Work instructions: Reproduce the material verbatim, starting at its first line and ending after the line that contains "The disc drive", with both ends included.
━━━ Data section
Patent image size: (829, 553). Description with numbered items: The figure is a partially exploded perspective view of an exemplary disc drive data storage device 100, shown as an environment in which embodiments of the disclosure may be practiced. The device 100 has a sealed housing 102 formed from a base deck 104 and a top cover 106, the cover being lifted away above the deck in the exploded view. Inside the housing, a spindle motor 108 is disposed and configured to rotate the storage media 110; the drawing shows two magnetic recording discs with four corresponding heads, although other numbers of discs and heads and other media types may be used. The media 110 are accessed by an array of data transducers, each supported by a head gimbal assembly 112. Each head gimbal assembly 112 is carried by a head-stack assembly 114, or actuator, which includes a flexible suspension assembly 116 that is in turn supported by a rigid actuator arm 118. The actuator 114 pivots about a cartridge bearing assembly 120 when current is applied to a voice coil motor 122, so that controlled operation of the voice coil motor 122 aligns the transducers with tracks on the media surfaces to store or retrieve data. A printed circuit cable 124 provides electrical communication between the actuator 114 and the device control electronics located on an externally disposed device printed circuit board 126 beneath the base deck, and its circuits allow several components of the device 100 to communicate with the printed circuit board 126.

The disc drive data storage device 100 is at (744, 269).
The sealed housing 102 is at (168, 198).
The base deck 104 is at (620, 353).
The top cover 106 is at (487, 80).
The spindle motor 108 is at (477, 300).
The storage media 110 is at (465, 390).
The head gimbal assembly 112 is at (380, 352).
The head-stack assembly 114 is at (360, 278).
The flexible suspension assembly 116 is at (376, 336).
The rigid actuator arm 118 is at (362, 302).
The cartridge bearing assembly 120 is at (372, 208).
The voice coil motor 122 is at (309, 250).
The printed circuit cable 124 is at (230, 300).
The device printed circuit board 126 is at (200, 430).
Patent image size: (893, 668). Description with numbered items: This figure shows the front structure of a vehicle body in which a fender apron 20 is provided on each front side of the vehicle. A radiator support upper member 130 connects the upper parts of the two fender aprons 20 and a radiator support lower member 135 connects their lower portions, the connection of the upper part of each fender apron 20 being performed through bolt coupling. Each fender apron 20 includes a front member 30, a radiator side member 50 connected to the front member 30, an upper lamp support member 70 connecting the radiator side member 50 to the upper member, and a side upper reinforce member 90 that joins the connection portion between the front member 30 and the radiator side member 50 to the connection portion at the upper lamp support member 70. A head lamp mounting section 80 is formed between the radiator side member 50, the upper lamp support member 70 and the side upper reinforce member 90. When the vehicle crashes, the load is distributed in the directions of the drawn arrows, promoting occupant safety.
━━━━━━
Result below:
Patent image size: (829, 553). Description with numbered items: The figure is a partially exploded perspective view of an exemplary disc drive data storage device 100, shown as an environment in which embodiments of the disclosure may be practiced. The device 100 has a sealed housing 102 formed from a base deck 104 and a top cover 106, the cover being lifted away above the deck in the exploded view. Inside the housing, a spindle motor 108 is disposed and configured to rotate the storage media 110; the drawing shows two magnetic recording discs with four corresponding heads, although other numbers of discs and heads and other media types may be used. The media 110 are accessed by an array of data transducers, each supported by a head gimbal assembly 112. Each head gimbal assembly 112 is carried by a head-stack assembly 114, or actuator, which includes a flexible suspension assembly 116 that is in turn supported by a rigid actuator arm 118. The actuator 114 pivots about a cartridge bearing assembly 120 when current is applied to a voice coil motor 122, so that controlled operation of the voice coil motor 122 aligns the transducers with tracks on the media surfaces to store or retrieve data. A printed circuit cable 124 provides electrical communication between the actuator 114 and the device control electronics located on an externally disposed device printed circuit board 126 beneath the base deck, and its circuits allow several components of the device 100 to communicate with the printed circuit board 126.

The disc drive data storage device 100 is at (744, 269).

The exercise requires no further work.